Aim: Write out every line below that includes the word "name".
━━ Rows ━━
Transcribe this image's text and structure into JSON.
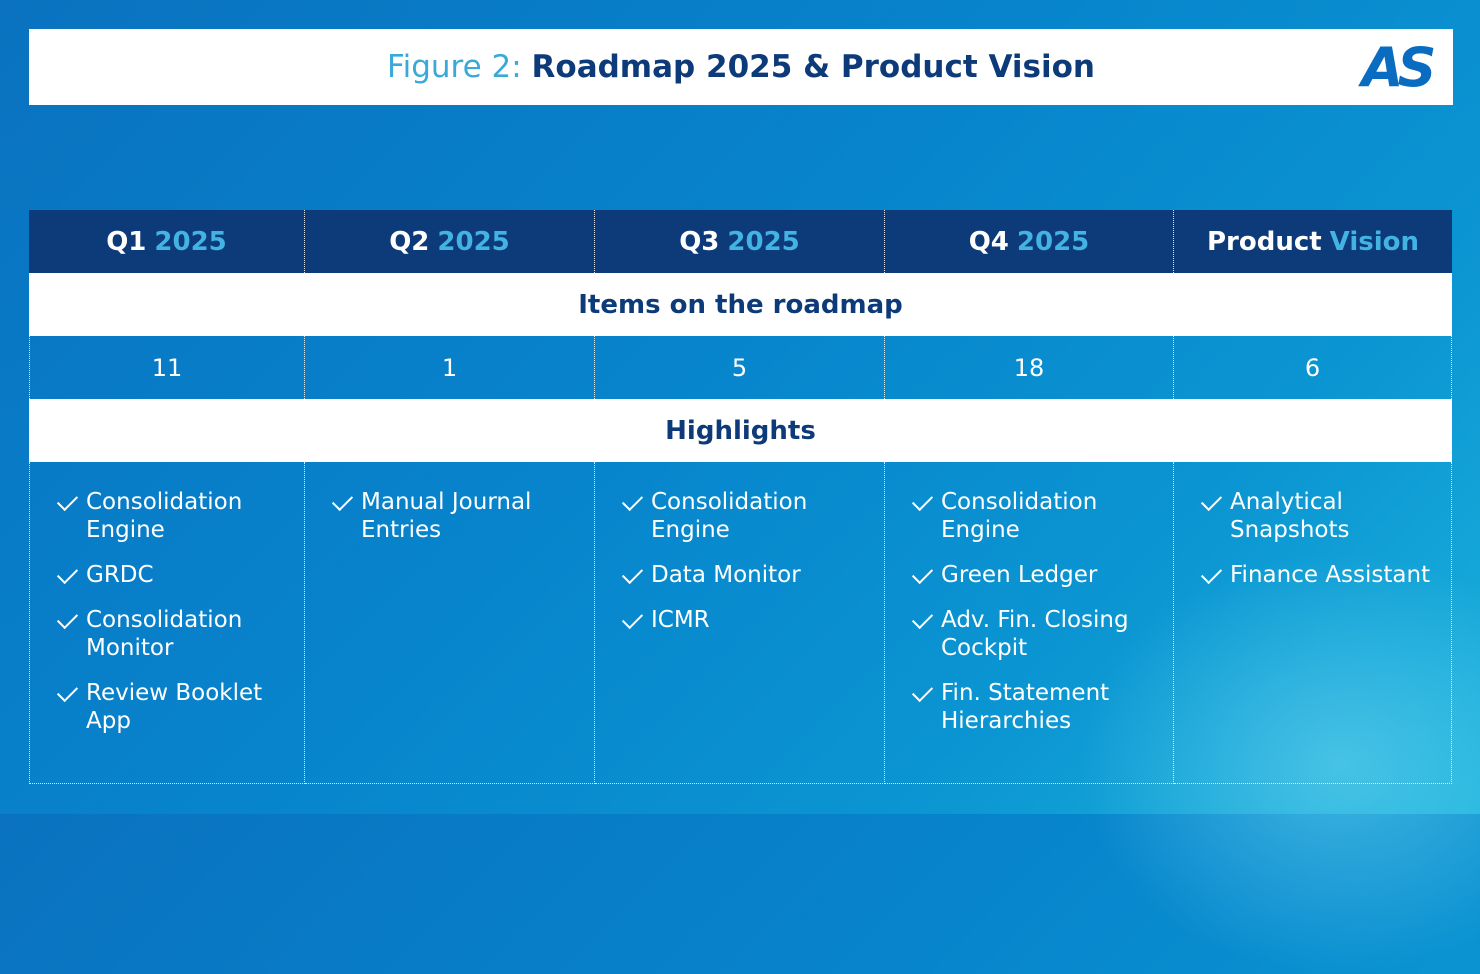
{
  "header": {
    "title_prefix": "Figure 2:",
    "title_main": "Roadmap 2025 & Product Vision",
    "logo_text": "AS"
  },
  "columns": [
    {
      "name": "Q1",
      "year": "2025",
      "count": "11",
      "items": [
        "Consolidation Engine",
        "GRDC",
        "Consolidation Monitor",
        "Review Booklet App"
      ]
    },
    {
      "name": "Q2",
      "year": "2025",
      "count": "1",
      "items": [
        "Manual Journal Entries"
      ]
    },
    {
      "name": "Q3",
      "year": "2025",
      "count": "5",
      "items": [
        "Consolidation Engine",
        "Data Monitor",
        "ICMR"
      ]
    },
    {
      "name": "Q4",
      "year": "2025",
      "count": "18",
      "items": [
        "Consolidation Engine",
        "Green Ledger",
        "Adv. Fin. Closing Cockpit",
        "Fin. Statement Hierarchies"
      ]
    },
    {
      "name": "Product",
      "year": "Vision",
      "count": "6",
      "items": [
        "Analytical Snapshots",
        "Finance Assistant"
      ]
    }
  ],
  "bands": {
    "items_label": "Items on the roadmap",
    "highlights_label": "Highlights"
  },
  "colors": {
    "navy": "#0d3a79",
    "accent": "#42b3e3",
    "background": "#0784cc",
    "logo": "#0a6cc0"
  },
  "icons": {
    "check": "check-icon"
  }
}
━━━
Full solution:
      "name": "Q1",
      "name": "Q2",
      "name": "Q3",
      "name": "Q4",
      "name": "Product",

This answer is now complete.